[Dataset entries]
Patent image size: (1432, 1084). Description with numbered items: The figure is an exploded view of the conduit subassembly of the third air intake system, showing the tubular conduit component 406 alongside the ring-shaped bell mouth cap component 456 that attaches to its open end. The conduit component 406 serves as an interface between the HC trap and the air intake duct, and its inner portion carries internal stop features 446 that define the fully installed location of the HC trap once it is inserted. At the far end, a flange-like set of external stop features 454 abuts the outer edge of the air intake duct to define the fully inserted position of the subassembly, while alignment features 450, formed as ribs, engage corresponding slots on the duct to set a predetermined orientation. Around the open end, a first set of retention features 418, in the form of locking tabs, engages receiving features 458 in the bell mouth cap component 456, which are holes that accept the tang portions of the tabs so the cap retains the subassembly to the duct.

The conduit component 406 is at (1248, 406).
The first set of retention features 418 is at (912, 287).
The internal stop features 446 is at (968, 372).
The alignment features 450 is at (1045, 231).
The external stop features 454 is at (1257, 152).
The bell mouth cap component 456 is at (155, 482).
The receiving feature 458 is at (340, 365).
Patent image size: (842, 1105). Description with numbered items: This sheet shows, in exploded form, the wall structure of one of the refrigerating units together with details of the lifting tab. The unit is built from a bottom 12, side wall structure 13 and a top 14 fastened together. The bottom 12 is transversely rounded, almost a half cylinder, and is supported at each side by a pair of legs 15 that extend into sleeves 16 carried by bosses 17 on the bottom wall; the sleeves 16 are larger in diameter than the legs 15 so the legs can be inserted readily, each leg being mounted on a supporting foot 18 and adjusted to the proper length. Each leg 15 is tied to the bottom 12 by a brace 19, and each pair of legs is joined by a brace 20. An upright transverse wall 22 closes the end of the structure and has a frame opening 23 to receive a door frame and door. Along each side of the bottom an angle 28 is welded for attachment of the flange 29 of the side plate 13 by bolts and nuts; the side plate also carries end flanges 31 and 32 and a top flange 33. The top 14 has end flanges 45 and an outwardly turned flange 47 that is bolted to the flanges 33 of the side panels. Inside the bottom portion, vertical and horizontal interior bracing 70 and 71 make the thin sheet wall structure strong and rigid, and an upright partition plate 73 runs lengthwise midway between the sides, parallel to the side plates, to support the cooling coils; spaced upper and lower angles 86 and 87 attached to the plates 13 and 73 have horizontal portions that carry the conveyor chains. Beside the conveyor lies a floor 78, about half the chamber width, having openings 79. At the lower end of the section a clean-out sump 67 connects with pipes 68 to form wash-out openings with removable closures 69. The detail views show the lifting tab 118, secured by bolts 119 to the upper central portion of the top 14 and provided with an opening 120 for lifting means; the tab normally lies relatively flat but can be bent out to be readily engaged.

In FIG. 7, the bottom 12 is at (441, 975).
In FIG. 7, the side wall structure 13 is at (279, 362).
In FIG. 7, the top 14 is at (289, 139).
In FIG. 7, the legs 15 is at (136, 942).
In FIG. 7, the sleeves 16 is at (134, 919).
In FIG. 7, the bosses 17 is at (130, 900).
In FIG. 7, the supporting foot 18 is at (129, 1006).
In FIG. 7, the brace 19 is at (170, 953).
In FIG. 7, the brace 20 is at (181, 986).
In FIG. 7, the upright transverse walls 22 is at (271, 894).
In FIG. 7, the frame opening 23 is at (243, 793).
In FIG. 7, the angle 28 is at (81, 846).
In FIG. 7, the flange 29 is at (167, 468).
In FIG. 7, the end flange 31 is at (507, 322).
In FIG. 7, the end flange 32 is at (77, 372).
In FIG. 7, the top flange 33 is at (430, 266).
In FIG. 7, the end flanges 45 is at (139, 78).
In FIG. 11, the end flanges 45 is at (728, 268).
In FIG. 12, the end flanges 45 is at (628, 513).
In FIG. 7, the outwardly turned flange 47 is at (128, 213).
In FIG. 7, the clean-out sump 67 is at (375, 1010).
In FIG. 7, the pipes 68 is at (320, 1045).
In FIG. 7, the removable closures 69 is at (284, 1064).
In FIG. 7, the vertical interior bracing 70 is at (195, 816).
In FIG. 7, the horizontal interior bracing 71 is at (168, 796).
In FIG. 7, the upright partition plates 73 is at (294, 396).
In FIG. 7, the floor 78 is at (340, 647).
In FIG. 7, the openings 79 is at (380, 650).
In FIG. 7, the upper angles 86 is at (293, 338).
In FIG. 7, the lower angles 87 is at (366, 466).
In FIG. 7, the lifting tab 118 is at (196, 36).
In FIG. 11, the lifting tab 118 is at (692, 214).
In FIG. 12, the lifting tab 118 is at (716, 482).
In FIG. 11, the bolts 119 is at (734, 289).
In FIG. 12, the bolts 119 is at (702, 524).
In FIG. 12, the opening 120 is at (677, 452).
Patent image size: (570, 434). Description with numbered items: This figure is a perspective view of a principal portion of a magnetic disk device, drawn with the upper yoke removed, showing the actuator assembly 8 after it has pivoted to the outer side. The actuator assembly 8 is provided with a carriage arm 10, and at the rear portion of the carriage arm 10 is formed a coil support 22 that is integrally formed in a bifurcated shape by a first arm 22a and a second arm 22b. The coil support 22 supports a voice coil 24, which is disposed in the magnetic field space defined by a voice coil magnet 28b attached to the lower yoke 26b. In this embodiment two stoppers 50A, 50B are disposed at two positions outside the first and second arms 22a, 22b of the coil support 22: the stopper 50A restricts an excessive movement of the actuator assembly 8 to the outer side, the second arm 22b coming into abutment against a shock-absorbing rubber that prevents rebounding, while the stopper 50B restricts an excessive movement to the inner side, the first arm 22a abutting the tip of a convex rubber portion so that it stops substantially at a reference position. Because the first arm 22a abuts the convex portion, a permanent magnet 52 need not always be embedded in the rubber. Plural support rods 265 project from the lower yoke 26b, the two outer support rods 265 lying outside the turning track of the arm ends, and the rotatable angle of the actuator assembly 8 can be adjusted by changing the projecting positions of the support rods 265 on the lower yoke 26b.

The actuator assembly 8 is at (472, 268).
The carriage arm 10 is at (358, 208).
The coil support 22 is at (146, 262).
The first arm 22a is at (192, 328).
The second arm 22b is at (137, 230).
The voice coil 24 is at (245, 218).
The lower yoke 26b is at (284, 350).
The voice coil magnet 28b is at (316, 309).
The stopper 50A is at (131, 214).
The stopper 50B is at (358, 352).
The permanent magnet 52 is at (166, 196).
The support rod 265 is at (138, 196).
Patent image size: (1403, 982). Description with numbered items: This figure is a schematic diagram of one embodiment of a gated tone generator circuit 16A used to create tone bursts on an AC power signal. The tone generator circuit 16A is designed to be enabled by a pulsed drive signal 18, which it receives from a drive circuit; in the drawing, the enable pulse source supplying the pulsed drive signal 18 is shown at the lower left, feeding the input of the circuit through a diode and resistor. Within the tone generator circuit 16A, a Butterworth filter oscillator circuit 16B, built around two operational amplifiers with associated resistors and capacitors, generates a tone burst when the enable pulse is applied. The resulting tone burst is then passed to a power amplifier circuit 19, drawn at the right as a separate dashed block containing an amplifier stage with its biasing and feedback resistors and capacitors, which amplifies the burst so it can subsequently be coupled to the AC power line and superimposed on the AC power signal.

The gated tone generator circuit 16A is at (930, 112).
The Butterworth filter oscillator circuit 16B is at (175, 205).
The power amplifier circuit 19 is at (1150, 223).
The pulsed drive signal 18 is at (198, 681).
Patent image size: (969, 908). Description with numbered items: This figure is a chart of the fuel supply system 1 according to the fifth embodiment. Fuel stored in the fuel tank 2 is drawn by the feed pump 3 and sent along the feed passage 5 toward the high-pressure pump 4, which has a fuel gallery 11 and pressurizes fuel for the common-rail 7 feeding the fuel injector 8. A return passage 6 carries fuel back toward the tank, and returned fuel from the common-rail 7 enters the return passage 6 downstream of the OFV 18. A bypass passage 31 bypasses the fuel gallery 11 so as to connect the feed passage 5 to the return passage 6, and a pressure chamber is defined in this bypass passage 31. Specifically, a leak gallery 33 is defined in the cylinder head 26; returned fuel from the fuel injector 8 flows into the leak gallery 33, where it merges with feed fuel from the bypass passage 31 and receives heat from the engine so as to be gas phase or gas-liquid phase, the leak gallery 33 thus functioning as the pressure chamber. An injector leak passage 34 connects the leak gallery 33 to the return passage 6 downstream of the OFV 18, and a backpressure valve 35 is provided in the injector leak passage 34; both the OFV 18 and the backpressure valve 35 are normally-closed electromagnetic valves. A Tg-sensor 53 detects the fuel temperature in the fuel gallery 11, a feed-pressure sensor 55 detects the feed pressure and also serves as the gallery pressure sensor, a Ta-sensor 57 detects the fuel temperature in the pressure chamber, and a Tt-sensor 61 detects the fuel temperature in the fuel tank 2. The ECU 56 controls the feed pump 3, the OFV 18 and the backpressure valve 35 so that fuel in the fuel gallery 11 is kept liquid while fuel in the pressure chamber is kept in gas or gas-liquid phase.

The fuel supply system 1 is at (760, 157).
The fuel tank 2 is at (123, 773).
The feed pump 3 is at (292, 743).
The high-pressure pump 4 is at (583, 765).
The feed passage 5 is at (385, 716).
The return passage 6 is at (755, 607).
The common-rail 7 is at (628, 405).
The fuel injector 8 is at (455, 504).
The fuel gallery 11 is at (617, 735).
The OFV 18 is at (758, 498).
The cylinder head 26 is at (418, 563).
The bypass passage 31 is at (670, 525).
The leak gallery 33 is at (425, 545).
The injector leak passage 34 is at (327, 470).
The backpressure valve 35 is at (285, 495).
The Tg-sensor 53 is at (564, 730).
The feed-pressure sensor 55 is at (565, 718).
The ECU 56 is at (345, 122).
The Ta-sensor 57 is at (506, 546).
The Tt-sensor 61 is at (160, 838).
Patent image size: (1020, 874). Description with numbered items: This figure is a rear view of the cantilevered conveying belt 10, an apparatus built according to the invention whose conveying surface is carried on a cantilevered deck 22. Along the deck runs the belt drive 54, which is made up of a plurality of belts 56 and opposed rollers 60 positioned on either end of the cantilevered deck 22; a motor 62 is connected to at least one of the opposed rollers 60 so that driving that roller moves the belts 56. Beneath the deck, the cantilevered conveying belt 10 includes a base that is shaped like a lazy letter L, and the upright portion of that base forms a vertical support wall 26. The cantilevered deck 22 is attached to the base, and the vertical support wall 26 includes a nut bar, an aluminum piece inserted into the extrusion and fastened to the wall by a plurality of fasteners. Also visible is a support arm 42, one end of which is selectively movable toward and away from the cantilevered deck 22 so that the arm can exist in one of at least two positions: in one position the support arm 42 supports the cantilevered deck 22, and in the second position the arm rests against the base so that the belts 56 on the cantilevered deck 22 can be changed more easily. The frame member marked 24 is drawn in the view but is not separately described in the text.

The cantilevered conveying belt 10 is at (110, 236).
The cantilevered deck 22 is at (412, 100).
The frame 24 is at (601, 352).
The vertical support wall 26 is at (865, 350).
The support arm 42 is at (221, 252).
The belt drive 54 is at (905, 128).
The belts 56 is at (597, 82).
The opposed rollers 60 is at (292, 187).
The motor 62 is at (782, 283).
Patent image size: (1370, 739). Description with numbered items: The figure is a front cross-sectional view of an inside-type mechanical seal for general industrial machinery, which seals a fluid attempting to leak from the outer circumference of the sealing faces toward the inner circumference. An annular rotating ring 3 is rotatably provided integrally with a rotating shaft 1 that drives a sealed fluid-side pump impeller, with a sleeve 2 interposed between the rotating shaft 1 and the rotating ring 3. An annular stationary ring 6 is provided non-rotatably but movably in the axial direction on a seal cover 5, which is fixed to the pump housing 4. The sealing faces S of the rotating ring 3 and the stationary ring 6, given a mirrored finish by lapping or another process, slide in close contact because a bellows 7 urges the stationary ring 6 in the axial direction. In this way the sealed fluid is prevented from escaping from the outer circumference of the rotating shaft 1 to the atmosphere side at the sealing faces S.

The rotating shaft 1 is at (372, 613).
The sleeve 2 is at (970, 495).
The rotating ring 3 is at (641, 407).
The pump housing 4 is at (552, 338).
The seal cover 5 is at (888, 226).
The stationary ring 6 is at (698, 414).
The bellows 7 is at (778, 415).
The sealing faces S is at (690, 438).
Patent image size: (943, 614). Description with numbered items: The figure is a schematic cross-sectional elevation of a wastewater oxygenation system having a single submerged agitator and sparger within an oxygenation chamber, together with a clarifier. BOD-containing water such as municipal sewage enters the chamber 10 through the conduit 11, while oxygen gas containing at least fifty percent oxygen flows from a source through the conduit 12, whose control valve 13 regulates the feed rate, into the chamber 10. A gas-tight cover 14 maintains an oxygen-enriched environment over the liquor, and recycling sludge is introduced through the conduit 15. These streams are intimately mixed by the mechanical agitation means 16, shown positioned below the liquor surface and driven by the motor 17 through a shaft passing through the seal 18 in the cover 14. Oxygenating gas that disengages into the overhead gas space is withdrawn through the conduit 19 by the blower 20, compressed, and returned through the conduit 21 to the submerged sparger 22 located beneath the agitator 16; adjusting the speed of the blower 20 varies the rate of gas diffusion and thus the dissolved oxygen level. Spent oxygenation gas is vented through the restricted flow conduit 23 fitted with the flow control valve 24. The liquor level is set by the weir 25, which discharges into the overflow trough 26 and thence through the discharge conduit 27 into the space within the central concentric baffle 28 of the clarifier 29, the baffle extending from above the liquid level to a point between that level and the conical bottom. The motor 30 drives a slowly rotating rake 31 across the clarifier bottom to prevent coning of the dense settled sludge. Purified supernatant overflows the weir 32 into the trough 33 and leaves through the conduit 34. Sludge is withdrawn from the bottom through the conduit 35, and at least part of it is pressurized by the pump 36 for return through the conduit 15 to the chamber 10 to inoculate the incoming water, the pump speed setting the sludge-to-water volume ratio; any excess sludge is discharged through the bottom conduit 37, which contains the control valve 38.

▸ Exercise
For the part that opens with the line containing "Patent image size: (969, 908)." and closes with the line containing "The fuel tank 2 is at (123, 773).", switch "feed pump" to "supply pump" and write out only those lines again with nothing else changed.

▸ Written response
Patent image size: (969, 908). Description with numbered items: This figure is a chart of the fuel supply system 1 according to the fifth embodiment. Fuel stored in the fuel tank 2 is drawn by the supply pump 3 and sent along the feed passage 5 toward the high-pressure pump 4, which has a fuel gallery 11 and pressurizes fuel for the common-rail 7 feeding the fuel injector 8. A return passage 6 carries fuel back toward the tank, and returned fuel from the common-rail 7 enters the return passage 6 downstream of the OFV 18. A bypass passage 31 bypasses the fuel gallery 11 so as to connect the feed passage 5 to the return passage 6, and a pressure chamber is defined in this bypass passage 31. Specifically, a leak gallery 33 is defined in the cylinder head 26; returned fuel from the fuel injector 8 flows into the leak gallery 33, where it merges with feed fuel from the bypass passage 31 and receives heat from the engine so as to be gas phase or gas-liquid phase, the leak gallery 33 thus functioning as the pressure chamber. An injector leak passage 34 connects the leak gallery 33 to the return passage 6 downstream of the OFV 18, and a backpressure valve 35 is provided in the injector leak passage 34; both the OFV 18 and the backpressure valve 35 are normally-closed electromagnetic valves. A Tg-sensor 53 detects the fuel temperature in the fuel gallery 11, a feed-pressure sensor 55 detects the feed pressure and also serves as the gallery pressure sensor, a Ta-sensor 57 detects the fuel temperature in the pressure chamber, and a Tt-sensor 61 detects the fuel temperature in the fuel tank 2. The ECU 56 controls the supply pump 3, the OFV 18 and the backpressure valve 35 so that fuel in the fuel gallery 11 is kept liquid while fuel in the pressure chamber is kept in gas or gas-liquid phase.

The fuel supply system 1 is at (760, 157).
The fuel tank 2 is at (123, 773).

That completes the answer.